** Start RECORD LIST **

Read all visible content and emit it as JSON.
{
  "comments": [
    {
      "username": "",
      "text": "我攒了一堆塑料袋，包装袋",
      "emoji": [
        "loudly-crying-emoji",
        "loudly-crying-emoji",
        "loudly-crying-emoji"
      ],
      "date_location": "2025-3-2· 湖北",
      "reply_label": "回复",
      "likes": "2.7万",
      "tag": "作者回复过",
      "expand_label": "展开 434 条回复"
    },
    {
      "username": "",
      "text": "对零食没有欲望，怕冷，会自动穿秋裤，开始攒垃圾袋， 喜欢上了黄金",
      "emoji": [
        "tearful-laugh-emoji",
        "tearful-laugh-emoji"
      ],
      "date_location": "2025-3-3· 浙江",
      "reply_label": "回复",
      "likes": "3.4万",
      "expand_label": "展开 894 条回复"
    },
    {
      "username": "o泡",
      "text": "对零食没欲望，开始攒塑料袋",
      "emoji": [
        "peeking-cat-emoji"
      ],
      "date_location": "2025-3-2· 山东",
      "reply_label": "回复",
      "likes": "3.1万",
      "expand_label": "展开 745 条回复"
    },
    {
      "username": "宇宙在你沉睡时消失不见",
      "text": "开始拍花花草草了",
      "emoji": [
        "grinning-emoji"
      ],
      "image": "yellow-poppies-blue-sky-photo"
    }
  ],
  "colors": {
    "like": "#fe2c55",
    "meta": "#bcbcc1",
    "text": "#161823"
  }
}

** End RECORD LIST **

- YOUR TASK -
Write an exact transcription of every entry above.

- WRITTEN RESPONSE -
Read all visible content and emit it as JSON.
{
  "comments": [
    {
      "username": "",
      "text": "我攒了一堆塑料袋，包装袋",
      "emoji": [
        "loudly-crying-emoji",
        "loudly-crying-emoji",
        "loudly-crying-emoji"
      ],
      "date_location": "2025-3-2· 湖北",
      "reply_label": "回复",
      "likes": "2.7万",
      "tag": "作者回复过",
      "expand_label": "展开 434 条回复"
    },
    {
      "username": "",
      "text": "对零食没有欲望，怕冷，会自动穿秋裤，开始攒垃圾袋， 喜欢上了黄金",
      "emoji": [
        "tearful-laugh-emoji",
        "tearful-laugh-emoji"
      ],
      "date_location": "2025-3-3· 浙江",
      "reply_label": "回复",
      "likes": "3.4万",
      "expand_label": "展开 894 条回复"
    },
    {
      "username": "o泡",
      "text": "对零食没欲望，开始攒塑料袋",
      "emoji": [
        "peeking-cat-emoji"
      ],
      "date_location": "2025-3-2· 山东",
      "reply_label": "回复",
      "likes": "3.1万",
      "expand_label": "展开 745 条回复"
    },
    {
      "username": "宇宙在你沉睡时消失不见",
      "text": "开始拍花花草草了",
      "emoji": [
        "grinning-emoji"
      ],
      "image": "yellow-poppies-blue-sky-photo"
    }
  ],
  "colors": {
    "like": "#fe2c55",
    "meta": "#bcbcc1",
    "text": "#161823"
  }
}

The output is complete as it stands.